LISTED RECORDS
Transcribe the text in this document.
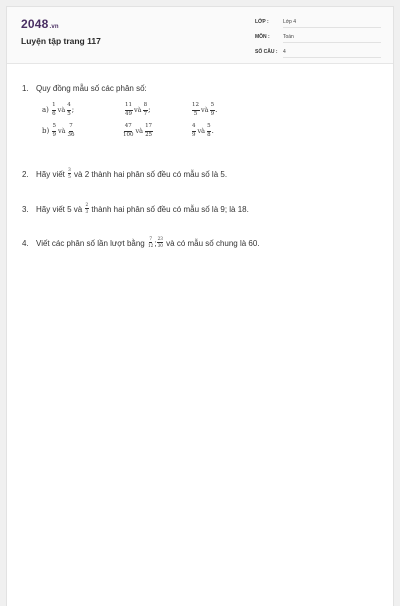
2048.vn
Luyện tập trang 117
LỚP :	Lớp 4
MÔN :	Toán
SỐ CÂU : 4
1. Quy đồng mẫu số các phân số:
$a) \frac{1}{6}$ và $\frac{4}{5}$ ;	$\frac{11}{49}$ và $\frac{8}{7}$ ;	$\frac{12}{5}$ và $\frac{5}{9}$ .
$b) \frac{5}{9}$ và $\frac{7}{36}$	$\frac{47}{100}$ và $\frac{17}{25}$	$\frac{4}{9}$ và $\frac{5}{8}$ .
2. Hãy viết $\frac{3}{5}$ và 2 thành hai phân số đều có mẫu số là 5.
3. Hãy viết 5 và $\frac{2}{3}$ thành hai phân số đều có mẫu số là 9; là 18.
4. Viết các phân số lần lượt bằng $\frac{7}{12}$ ; $\frac{23}{30}$ và có mẫu số chung là 60.
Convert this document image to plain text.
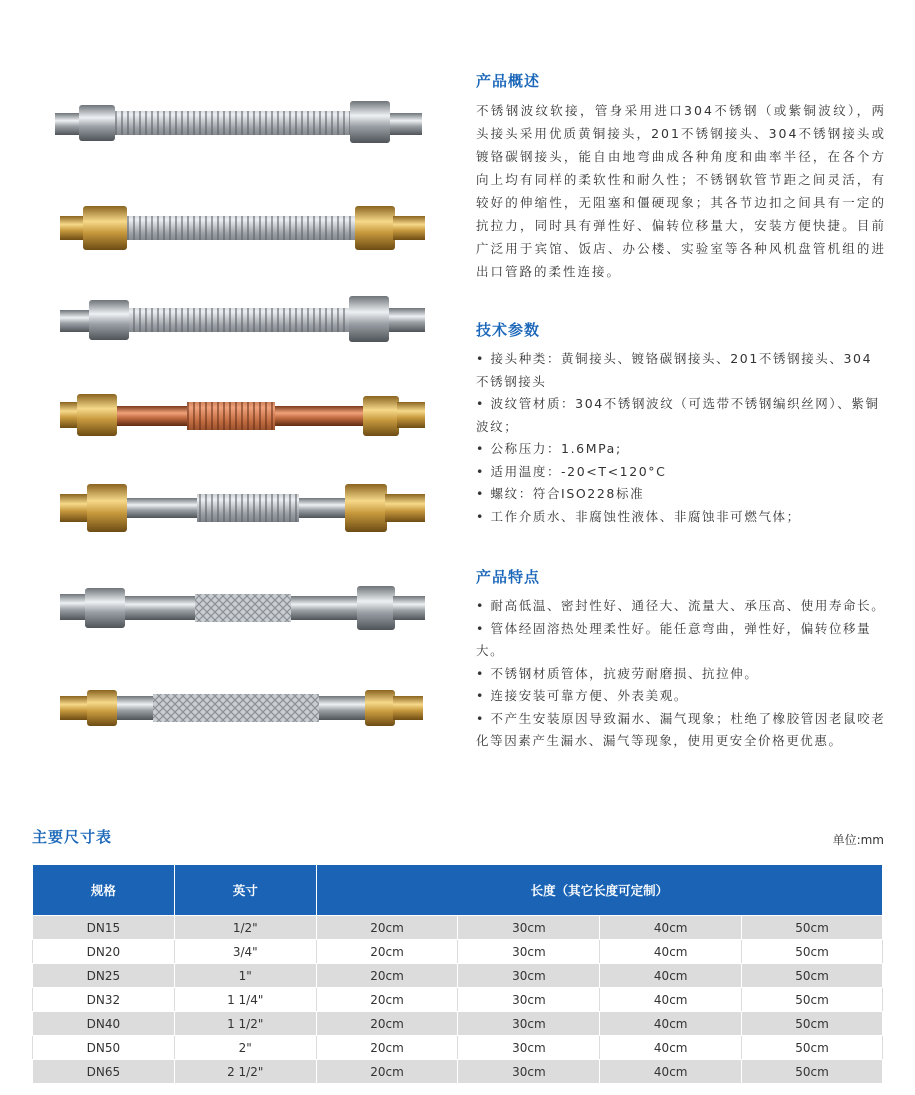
产品概述

不锈钢波纹软接，管身采用进口304不锈钢（或紫铜波纹），两头接头采用优质黄铜接头，201不锈钢接头、304不锈钢接头或镀铬碳钢接头，能自由地弯曲成各种角度和曲率半径，在各个方向上均有同样的柔软性和耐久性；不锈钢软管节距之间灵活，有较好的伸缩性，无阻塞和僵硬现象；其各节边扣之间具有一定的抗拉力，同时具有弹性好、偏转位移量大，安装方便快捷。目前广泛用于宾馆、饭店、办公楼、实验室等各种风机盘管机组的进出口管路的柔性连接。

技术参数
• 接头种类：黄铜接头、镀铬碳钢接头、201不锈钢接头、304不锈钢接头
• 波纹管材质：304不锈钢波纹（可选带不锈钢编织丝网）、紫铜波纹；
• 公称压力：1.6MPa;
• 适用温度：-20<T<120°C
• 螺纹：符合ISO228标准
• 工作介质水、非腐蚀性液体、非腐蚀非可燃气体；
产品特点
• 耐高低温、密封性好、通径大、流量大、承压高、使用寿命长。
• 管体经固溶热处理柔性好。能任意弯曲，弹性好，偏转位移量大。
• 不锈钢材质管体，抗疲劳耐磨损、抗拉伸。
• 连接安装可靠方便、外表美观。
• 不产生安装原因导致漏水、漏气现象；杜绝了橡胶管因老鼠咬老化等因素产生漏水、漏气等现象，使用更安全价格更优惠。
主要尺寸表	单位:mm
规格	英寸	长度（其它长度可定制）			
DN15	1/2"	20cm	30cm	40cm	50cm
DN20	3/4"	20cm	30cm	40cm	50cm
DN25	1"	20cm	30cm	40cm	50cm
DN32	1 1/4"	20cm	30cm	40cm	50cm
DN40	1 1/2"	20cm	30cm	40cm	50cm
DN50	2"	20cm	30cm	40cm	50cm
DN65	2 1/2"	20cm	30cm	40cm	50cm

REQUIREMENT
Of all the lines in the data above, state how many include "偏转位移量大". Say only the number.

OUTPUT FOR THIS TASK
2